Dataset entries
□ □ □ □ □

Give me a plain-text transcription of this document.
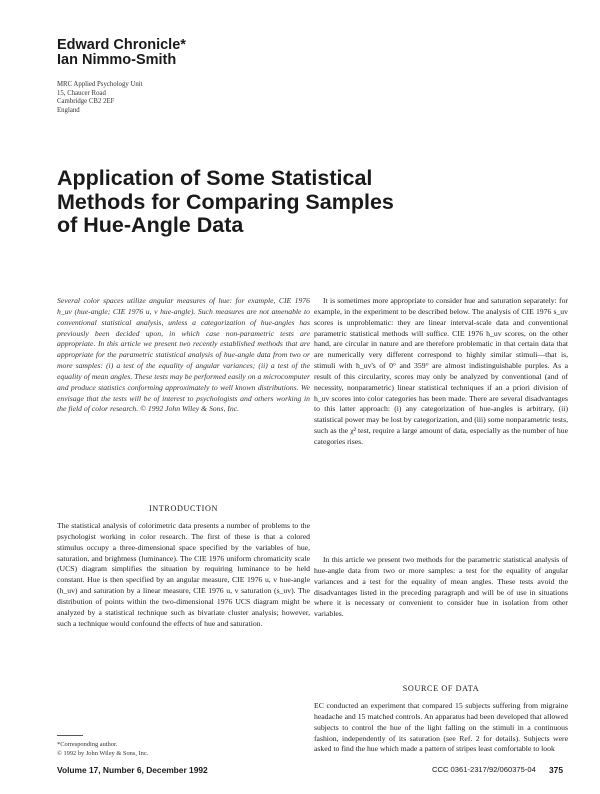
Edward Chronicle*
Ian Nimmo-Smith
MRC Applied Psychology Unit
15, Chaucer Road
Cambridge CB2 2EF
England
Application of Some Statistical
Methods for Comparing Samples
of Hue-Angle Data

Several color spaces utilize angular measures of hue: for example, CIE 1976 h_uv (hue-angle; CIE 1976 u, v hue-angle). Such measures are not amenable to conventional statistical analysis, unless a categorization of hue-angles has previously been decided upon, in which case non-parametric tests are appropriate. In this article we present two recently established methods that are appropriate for the parametric statistical analysis of hue-angle data from two or more samples: (i) a test of the equality of angular variances; (ii) a test of the equality of mean angles. These tests may be performed easily on a microcomputer and produce statistics conforming approximately to well known distributions. We envisage that the tests will be of interest to psychologists and others working in the field of color research. © 1992 John Wiley & Sons, Inc.

INTRODUCTION

The statistical analysis of colorimetric data presents a number of problems to the psychologist working in color research. The first of these is that a colored stimulus occupy a three-dimensional space specified by the variables of hue, saturation, and brightness (luminance). The CIE 1976 uniform chromaticity scale (UCS) diagram simplifies the situation by requiring luminance to be held constant. Hue is then specified by an angular measure, CIE 1976 u, v hue-angle (h_uv) and saturation by a linear measure, CIE 1976 u, v saturation (s_uv). The distribution of points within the two-dimensional 1976 UCS diagram might be analyzed by a statistical technique such as bivariate cluster analysis; however, such a technique would confound the effects of hue and saturation.

It is sometimes more appropriate to consider hue and saturation separately: for example, in the experiment to be described below. The analysis of CIE 1976 s_uv scores is unproblematic: they are linear interval-scale data and conventional parametric statistical methods will suffice. CIE 1976 h_uv scores, on the other hand, are circular in nature and are therefore problematic in that certain data that are numerically very different correspond to highly similar stimuli—that is, stimuli with h_uv's of 0° and 359° are almost indistinguishable purples. As a result of this circularity, scores may only be analyzed by conventional (and of necessity, nonparametric) linear statistical techniques if an a priori division of h_uv scores into color categories has been made. There are several disadvantages to this latter approach: (i) any categorization of hue-angles is arbitrary, (ii) statistical power may be lost by categorization, and (iii) some nonparametric tests, such as the χ² test, require a large amount of data, especially as the number of hue categories rises.

In this article we present two methods for the parametric statistical analysis of hue-angle data from two or more samples: a test for the equality of angular variances and a test for the equality of mean angles. These tests avoid the disadvantages listed in the preceding paragraph and will be of use in situations where it is necessary or convenient to consider hue in isolation from other variables.

SOURCE OF DATA

EC conducted an experiment that compared 15 subjects suffering from migraine headache and 15 matched controls. An apparatus had been developed that allowed subjects to control the hue of the light falling on the stimuli in a continuous fashion, independently of its saturation (see Ref. 2 for details). Subjects were asked to find the hue which made a pattern of stripes least comfortable to look

*Corresponding author.
© 1992 by John Wiley & Sons, Inc.
Volume 17, Number 6, December 1992	CCC 0361-2317/92/060375-04 375
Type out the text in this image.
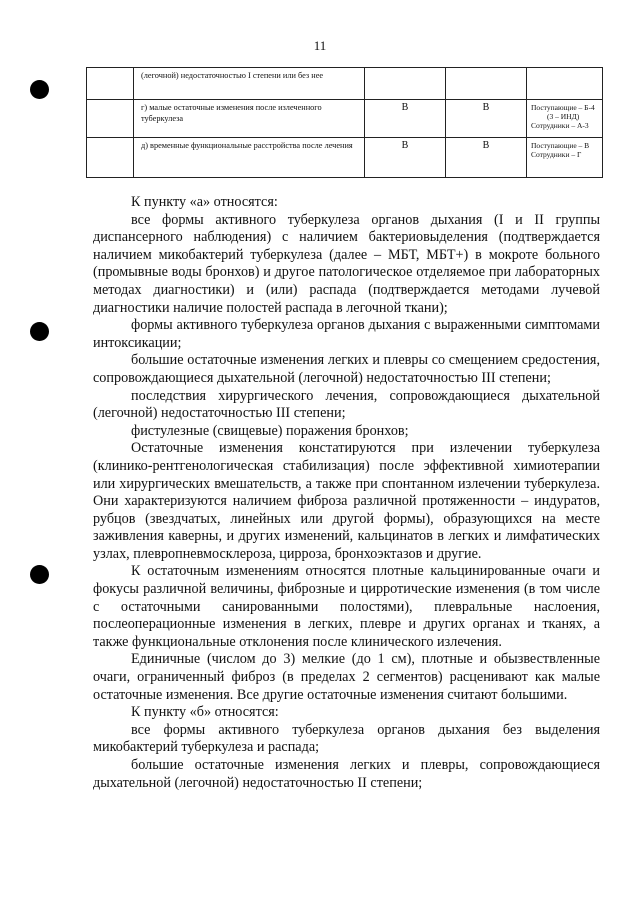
11
	(легочной) недостаточностью I степени или без нее			
	г) малые остаточные изменения после излеченного туберкулеза	В	В	Поступающие – Б-4
(3 – ИНД)
Сотрудники – А-3

	д) временные функциональные расстройства после лечения	В	В	Поступающие – В
Сотрудники – Г

К пункту «а» относятся:

все формы активного туберкулеза органов дыхания (I и II группы диспансерного наблюдения) с наличием бактериовыделения (подтверждается наличием микобактерий туберкулеза (далее – МБТ, МБТ+) в мокроте больного (промывные воды бронхов) и другое патологическое отделяемое при лабораторных методах диагностики) и (или) распада (подтверждается методами лучевой диагностики наличие полостей распада в легочной ткани);

формы активного туберкулеза органов дыхания с выраженными симптомами интоксикации;

большие остаточные изменения легких и плевры со смещением средостения, сопровождающиеся дыхательной (легочной) недостаточностью III степени;

последствия хирургического лечения, сопровождающиеся дыхательной (легочной) недостаточностью III степени;

фистулезные (свищевые) поражения бронхов;

Остаточные изменения констатируются при излечении туберкулеза (клинико-рентгенологическая стабилизация) после эффективной химиотерапии или хирургических вмешательств, а также при спонтанном излечении туберкулеза. Они характеризуются наличием фиброза различной протяженности – индуратов, рубцов (звездчатых, линейных или другой формы), образующихся на месте заживления каверны, и других изменений, кальцинатов в легких и лимфатических узлах, плевропневмосклероза, цирроза, бронхоэктазов и другие.

К остаточным изменениям относятся плотные кальцинированные очаги и фокусы различной величины, фиброзные и цирротические изменения (в том числе с остаточными санированными полостями), плевральные наслоения, послеоперационные изменения в легких, плевре и других органах и тканях, а также функциональные отклонения после клинического излечения.

Единичные (числом до 3) мелкие (до 1 см), плотные и обызвествленные очаги, ограниченный фиброз (в пределах 2 сегментов) расценивают как малые остаточные изменения. Все другие остаточные изменения считают большими.

К пункту «б» относятся:

все формы активного туберкулеза органов дыхания без выделения микобактерий туберкулеза и распада;

большие остаточные изменения легких и плевры, сопровождающиеся дыхательной (легочной) недостаточностью II степени;
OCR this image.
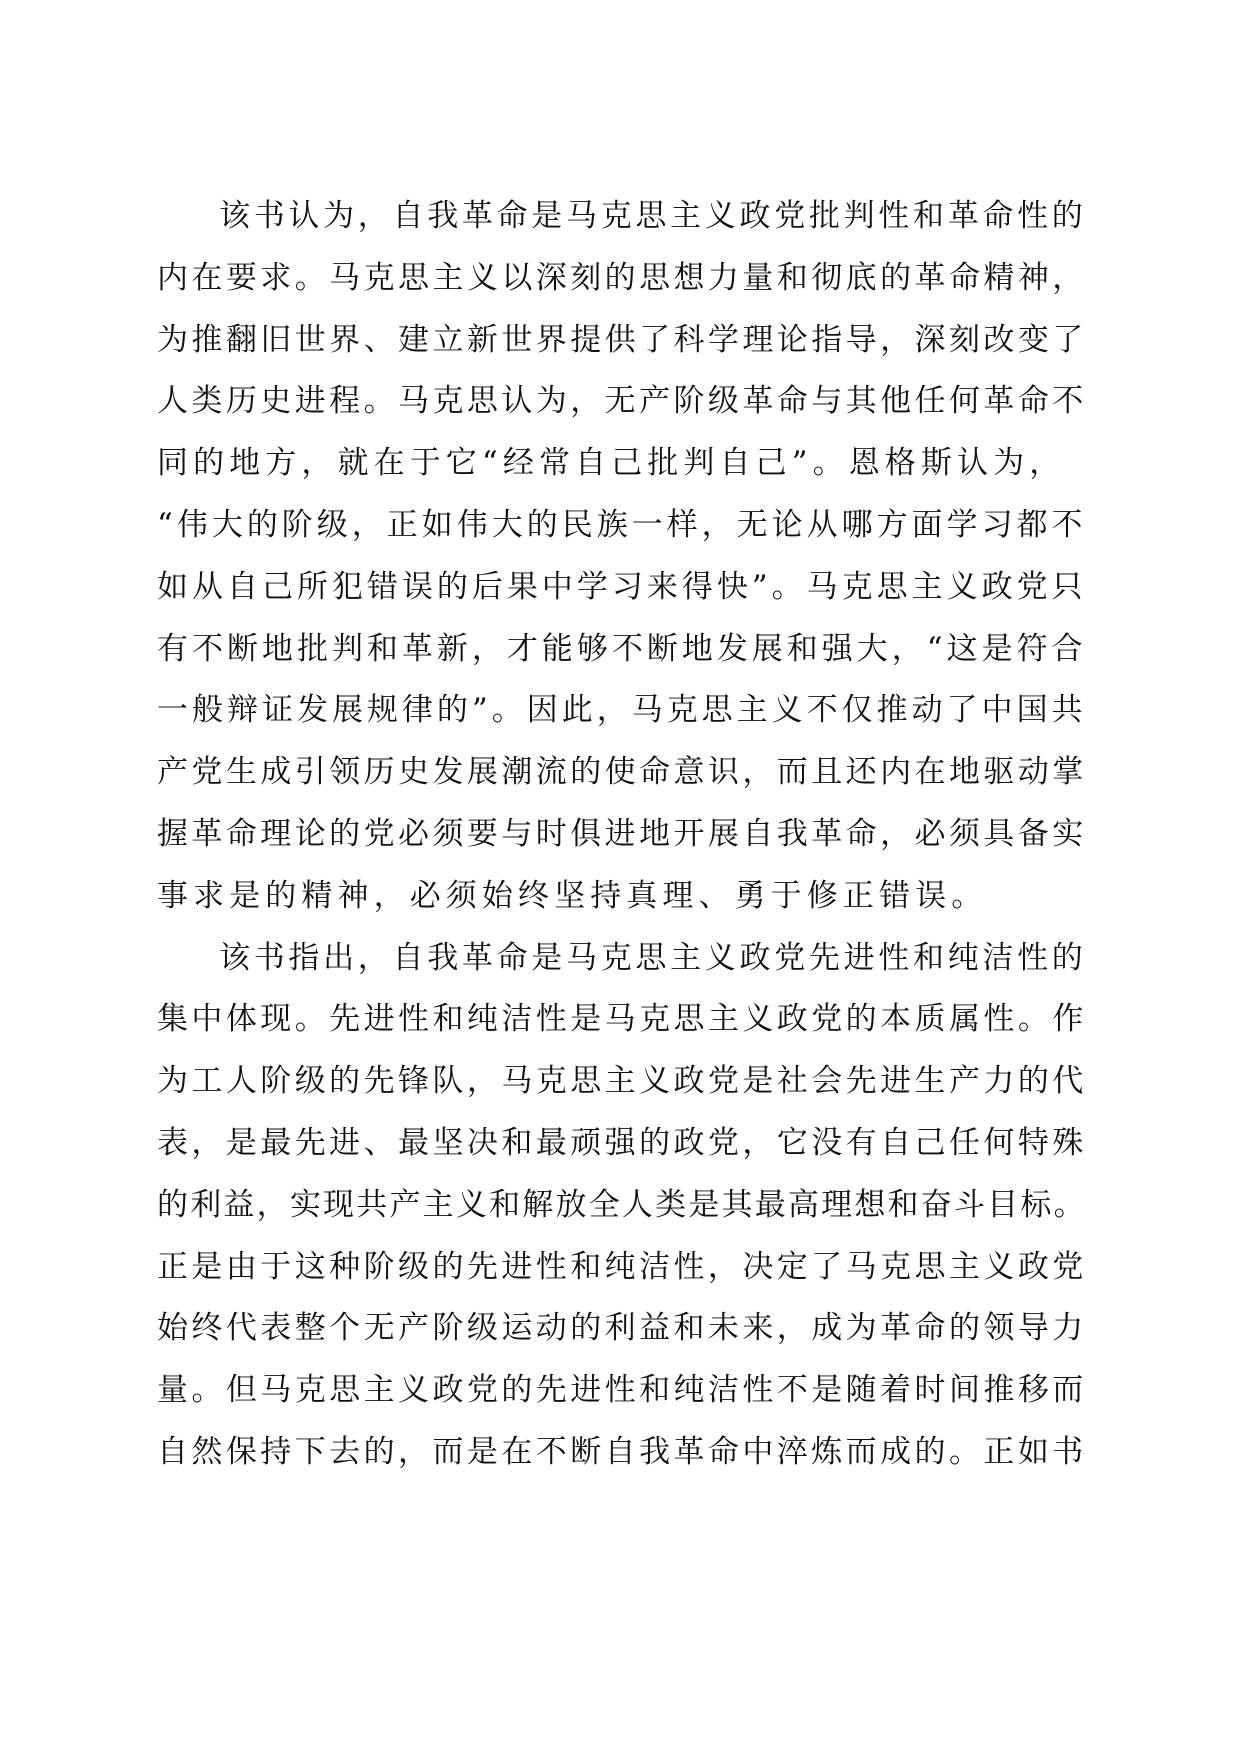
该书认为，自我革命是马克思主义政党批判性和革命性的
内在要求。马克思主义以深刻的思想力量和彻底的革命精神，
为推翻旧世界、建立新世界提供了科学理论指导，深刻改变了
人类历史进程。马克思认为，无产阶级革命与其他任何革命不
同的地方，就在于它“经常自己批判自己”。恩格斯认为，
“伟大的阶级，正如伟大的民族一样，无论从哪方面学习都不
如从自己所犯错误的后果中学习来得快”。马克思主义政党只
有不断地批判和革新，才能够不断地发展和强大，“这是符合
一般辩证发展规律的”。因此，马克思主义不仅推动了中国共
产党生成引领历史发展潮流的使命意识，而且还内在地驱动掌
握革命理论的党必须要与时俱进地开展自我革命，必须具备实
事求是的精神，必须始终坚持真理、勇于修正错误。
该书指出，自我革命是马克思主义政党先进性和纯洁性的
集中体现。先进性和纯洁性是马克思主义政党的本质属性。作
为工人阶级的先锋队，马克思主义政党是社会先进生产力的代
表，是最先进、最坚决和最顽强的政党，它没有自己任何特殊
的利益，实现共产主义和解放全人类是其最高理想和奋斗目标。
正是由于这种阶级的先进性和纯洁性，决定了马克思主义政党
始终代表整个无产阶级运动的利益和未来，成为革命的领导力
量。但马克思主义政党的先进性和纯洁性不是随着时间推移而
自然保持下去的，而是在不断自我革命中淬炼而成的。正如书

□ □ □ □ □

The pictures should not appear in the copy; every other part of the records above must be returned exactly.

Give me a plain-text transcription of this document.
Edward Chronicle*
Ian Nimmo-Smith
MRC Applied Psychology Unit
15, Chaucer Road
Cambridge CB2 2EF
England
Application of Some Statistical
Methods for Comparing Samples
of Hue-Angle Data

Several color spaces utilize angular measures of hue: for example, CIE 1976 h_uv (hue-angle; CIE 1976 u, v hue-angle). Such measures are not amenable to conventional statistical analysis, unless a categorization of hue-angles has previously been decided upon, in which case non-parametric tests are appropriate. In this article we present two recently established methods that are appropriate for the parametric statistical analysis of hue-angle data from two or more samples: (i) a test of the equality of angular variances; (ii) a test of the equality of mean angles. These tests may be performed easily on a microcomputer and produce statistics conforming approximately to well known distributions. We envisage that the tests will be of interest to psychologists and others working in the field of color research. © 1992 John Wiley & Sons, Inc.

INTRODUCTION

The statistical analysis of colorimetric data presents a number of problems to the psychologist working in color research. The first of these is that a colored stimulus occupy a three-dimensional space specified by the variables of hue, saturation, and brightness (luminance). The CIE 1976 uniform chromaticity scale (UCS) diagram simplifies the situation by requiring luminance to be held constant. Hue is then specified by an angular measure, CIE 1976 u, v hue-angle (h_uv) and saturation by a linear measure, CIE 1976 u, v saturation (s_uv). The distribution of points within the two-dimensional 1976 UCS diagram might be analyzed by a statistical technique such as bivariate cluster analysis; however, such a technique would confound the effects of hue and saturation.

It is sometimes more appropriate to consider hue and saturation separately: for example, in the experiment to be described below. The analysis of CIE 1976 s_uv scores is unproblematic: they are linear interval-scale data and conventional parametric statistical methods will suffice. CIE 1976 h_uv scores, on the other hand, are circular in nature and are therefore problematic in that certain data that are numerically very different correspond to highly similar stimuli—that is, stimuli with h_uv's of 0° and 359° are almost indistinguishable purples. As a result of this circularity, scores may only be analyzed by conventional (and of necessity, nonparametric) linear statistical techniques if an a priori division of h_uv scores into color categories has been made. There are several disadvantages to this latter approach: (i) any categorization of hue-angles is arbitrary, (ii) statistical power may be lost by categorization, and (iii) some nonparametric tests, such as the χ² test, require a large amount of data, especially as the number of hue categories rises.

In this article we present two methods for the parametric statistical analysis of hue-angle data from two or more samples: a test for the equality of angular variances and a test for the equality of mean angles. These tests avoid the disadvantages listed in the preceding paragraph and will be of use in situations where it is necessary or convenient to consider hue in isolation from other variables.

SOURCE OF DATA

EC conducted an experiment that compared 15 subjects suffering from migraine headache and 15 matched controls. An apparatus had been developed that allowed subjects to control the hue of the light falling on the stimuli in a continuous fashion, independently of its saturation (see Ref. 2 for details). Subjects were asked to find the hue which made a pattern of stripes least comfortable to look

*Corresponding author.
© 1992 by John Wiley & Sons, Inc.
Volume 17, Number 6, December 1992	CCC 0361-2317/92/060375-04 375
Type out the text in this image.
11
	(легочной) недостаточностью I степени или без нее			
	г) малые остаточные изменения после излеченного туберкулеза	В	В	Поступающие – Б-4
(3 – ИНД)
Сотрудники – А-3

	д) временные функциональные расстройства после лечения	В	В	Поступающие – В
Сотрудники – Г

К пункту «а» относятся:

все формы активного туберкулеза органов дыхания (I и II группы диспансерного наблюдения) с наличием бактериовыделения (подтверждается наличием микобактерий туберкулеза (далее – МБТ, МБТ+) в мокроте больного (промывные воды бронхов) и другое патологическое отделяемое при лабораторных методах диагностики) и (или) распада (подтверждается методами лучевой диагностики наличие полостей распада в легочной ткани);

формы активного туберкулеза органов дыхания с выраженными симптомами интоксикации;

большие остаточные изменения легких и плевры со смещением средостения, сопровождающиеся дыхательной (легочной) недостаточностью III степени;

последствия хирургического лечения, сопровождающиеся дыхательной (легочной) недостаточностью III степени;

фистулезные (свищевые) поражения бронхов;

Остаточные изменения констатируются при излечении туберкулеза (клинико-рентгенологическая стабилизация) после эффективной химиотерапии или хирургических вмешательств, а также при спонтанном излечении туберкулеза. Они характеризуются наличием фиброза различной протяженности – индуратов, рубцов (звездчатых, линейных или другой формы), образующихся на месте заживления каверны, и других изменений, кальцинатов в легких и лимфатических узлах, плевропневмосклероза, цирроза, бронхоэктазов и другие.

К остаточным изменениям относятся плотные кальцинированные очаги и фокусы различной величины, фиброзные и цирротические изменения (в том числе с остаточными санированными полостями), плевральные наслоения, послеоперационные изменения в легких, плевре и других органах и тканях, а также функциональные отклонения после клинического излечения.

Единичные (числом до 3) мелкие (до 1 см), плотные и обызвествленные очаги, ограниченный фиброз (в пределах 2 сегментов) расценивают как малые остаточные изменения. Все другие остаточные изменения считают большими.

К пункту «б» относятся:

все формы активного туберкулеза органов дыхания без выделения микобактерий туберкулеза и распада;

большие остаточные изменения легких и плевры, сопровождающиеся дыхательной (легочной) недостаточностью II степени;
OCR this image.
该书认为，自我革命是马克思主义政党批判性和革命性的
内在要求。马克思主义以深刻的思想力量和彻底的革命精神，
为推翻旧世界、建立新世界提供了科学理论指导，深刻改变了
人类历史进程。马克思认为，无产阶级革命与其他任何革命不
同的地方，就在于它“经常自己批判自己”。恩格斯认为，
“伟大的阶级，正如伟大的民族一样，无论从哪方面学习都不
如从自己所犯错误的后果中学习来得快”。马克思主义政党只
有不断地批判和革新，才能够不断地发展和强大，“这是符合
一般辩证发展规律的”。因此，马克思主义不仅推动了中国共
产党生成引领历史发展潮流的使命意识，而且还内在地驱动掌
握革命理论的党必须要与时俱进地开展自我革命，必须具备实
事求是的精神，必须始终坚持真理、勇于修正错误。
该书指出，自我革命是马克思主义政党先进性和纯洁性的
集中体现。先进性和纯洁性是马克思主义政党的本质属性。作
为工人阶级的先锋队，马克思主义政党是社会先进生产力的代
表，是最先进、最坚决和最顽强的政党，它没有自己任何特殊
的利益，实现共产主义和解放全人类是其最高理想和奋斗目标。
正是由于这种阶级的先进性和纯洁性，决定了马克思主义政党
始终代表整个无产阶级运动的利益和未来，成为革命的领导力
量。但马克思主义政党的先进性和纯洁性不是随着时间推移而
自然保持下去的，而是在不断自我革命中淬炼而成的。正如书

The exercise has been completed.